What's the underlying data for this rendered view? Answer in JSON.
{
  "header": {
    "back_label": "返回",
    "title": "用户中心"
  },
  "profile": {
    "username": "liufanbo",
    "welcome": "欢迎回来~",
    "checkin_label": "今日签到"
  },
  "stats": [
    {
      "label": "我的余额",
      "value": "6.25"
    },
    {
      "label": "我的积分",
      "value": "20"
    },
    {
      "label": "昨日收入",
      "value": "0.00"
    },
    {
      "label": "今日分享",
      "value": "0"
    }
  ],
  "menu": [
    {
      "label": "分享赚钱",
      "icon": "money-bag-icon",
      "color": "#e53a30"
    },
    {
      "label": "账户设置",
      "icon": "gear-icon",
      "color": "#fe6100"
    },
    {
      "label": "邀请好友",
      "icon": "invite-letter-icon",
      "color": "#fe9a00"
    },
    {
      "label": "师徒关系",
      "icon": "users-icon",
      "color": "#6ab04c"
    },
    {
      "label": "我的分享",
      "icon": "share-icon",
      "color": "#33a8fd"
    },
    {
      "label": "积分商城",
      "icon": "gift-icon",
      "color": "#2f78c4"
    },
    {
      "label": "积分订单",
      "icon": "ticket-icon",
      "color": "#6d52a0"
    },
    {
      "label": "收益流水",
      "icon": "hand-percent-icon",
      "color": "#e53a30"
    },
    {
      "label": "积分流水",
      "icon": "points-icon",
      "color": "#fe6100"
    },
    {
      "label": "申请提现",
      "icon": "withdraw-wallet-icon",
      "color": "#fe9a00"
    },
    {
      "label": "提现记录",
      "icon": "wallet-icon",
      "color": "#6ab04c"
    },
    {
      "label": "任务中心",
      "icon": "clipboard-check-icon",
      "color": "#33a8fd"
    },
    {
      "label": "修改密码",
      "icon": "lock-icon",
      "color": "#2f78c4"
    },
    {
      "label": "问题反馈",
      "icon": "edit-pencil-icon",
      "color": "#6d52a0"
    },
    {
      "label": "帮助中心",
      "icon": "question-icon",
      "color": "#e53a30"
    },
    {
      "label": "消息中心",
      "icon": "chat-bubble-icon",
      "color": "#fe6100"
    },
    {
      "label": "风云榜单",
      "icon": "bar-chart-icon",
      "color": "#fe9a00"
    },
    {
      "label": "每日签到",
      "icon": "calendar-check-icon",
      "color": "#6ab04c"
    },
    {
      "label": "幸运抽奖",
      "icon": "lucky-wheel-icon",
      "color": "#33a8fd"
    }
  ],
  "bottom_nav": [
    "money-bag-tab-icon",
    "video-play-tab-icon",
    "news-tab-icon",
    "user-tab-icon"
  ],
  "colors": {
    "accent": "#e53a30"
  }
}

(Aim) Restate the whole listing exactly.

(Final result)
What's the underlying data for this rendered view? Answer in JSON.
{
  "header": {
    "back_label": "返回",
    "title": "用户中心"
  },
  "profile": {
    "username": "liufanbo",
    "welcome": "欢迎回来~",
    "checkin_label": "今日签到"
  },
  "stats": [
    {
      "label": "我的余额",
      "value": "6.25"
    },
    {
      "label": "我的积分",
      "value": "20"
    },
    {
      "label": "昨日收入",
      "value": "0.00"
    },
    {
      "label": "今日分享",
      "value": "0"
    }
  ],
  "menu": [
    {
      "label": "分享赚钱",
      "icon": "money-bag-icon",
      "color": "#e53a30"
    },
    {
      "label": "账户设置",
      "icon": "gear-icon",
      "color": "#fe6100"
    },
    {
      "label": "邀请好友",
      "icon": "invite-letter-icon",
      "color": "#fe9a00"
    },
    {
      "label": "师徒关系",
      "icon": "users-icon",
      "color": "#6ab04c"
    },
    {
      "label": "我的分享",
      "icon": "share-icon",
      "color": "#33a8fd"
    },
    {
      "label": "积分商城",
      "icon": "gift-icon",
      "color": "#2f78c4"
    },
    {
      "label": "积分订单",
      "icon": "ticket-icon",
      "color": "#6d52a0"
    },
    {
      "label": "收益流水",
      "icon": "hand-percent-icon",
      "color": "#e53a30"
    },
    {
      "label": "积分流水",
      "icon": "points-icon",
      "color": "#fe6100"
    },
    {
      "label": "申请提现",
      "icon": "withdraw-wallet-icon",
      "color": "#fe9a00"
    },
    {
      "label": "提现记录",
      "icon": "wallet-icon",
      "color": "#6ab04c"
    },
    {
      "label": "任务中心",
      "icon": "clipboard-check-icon",
      "color": "#33a8fd"
    },
    {
      "label": "修改密码",
      "icon": "lock-icon",
      "color": "#2f78c4"
    },
    {
      "label": "问题反馈",
      "icon": "edit-pencil-icon",
      "color": "#6d52a0"
    },
    {
      "label": "帮助中心",
      "icon": "question-icon",
      "color": "#e53a30"
    },
    {
      "label": "消息中心",
      "icon": "chat-bubble-icon",
      "color": "#fe6100"
    },
    {
      "label": "风云榜单",
      "icon": "bar-chart-icon",
      "color": "#fe9a00"
    },
    {
      "label": "每日签到",
      "icon": "calendar-check-icon",
      "color": "#6ab04c"
    },
    {
      "label": "幸运抽奖",
      "icon": "lucky-wheel-icon",
      "color": "#33a8fd"
    }
  ],
  "bottom_nav": [
    "money-bag-tab-icon",
    "video-play-tab-icon",
    "news-tab-icon",
    "user-tab-icon"
  ],
  "colors": {
    "accent": "#e53a30"
  }
}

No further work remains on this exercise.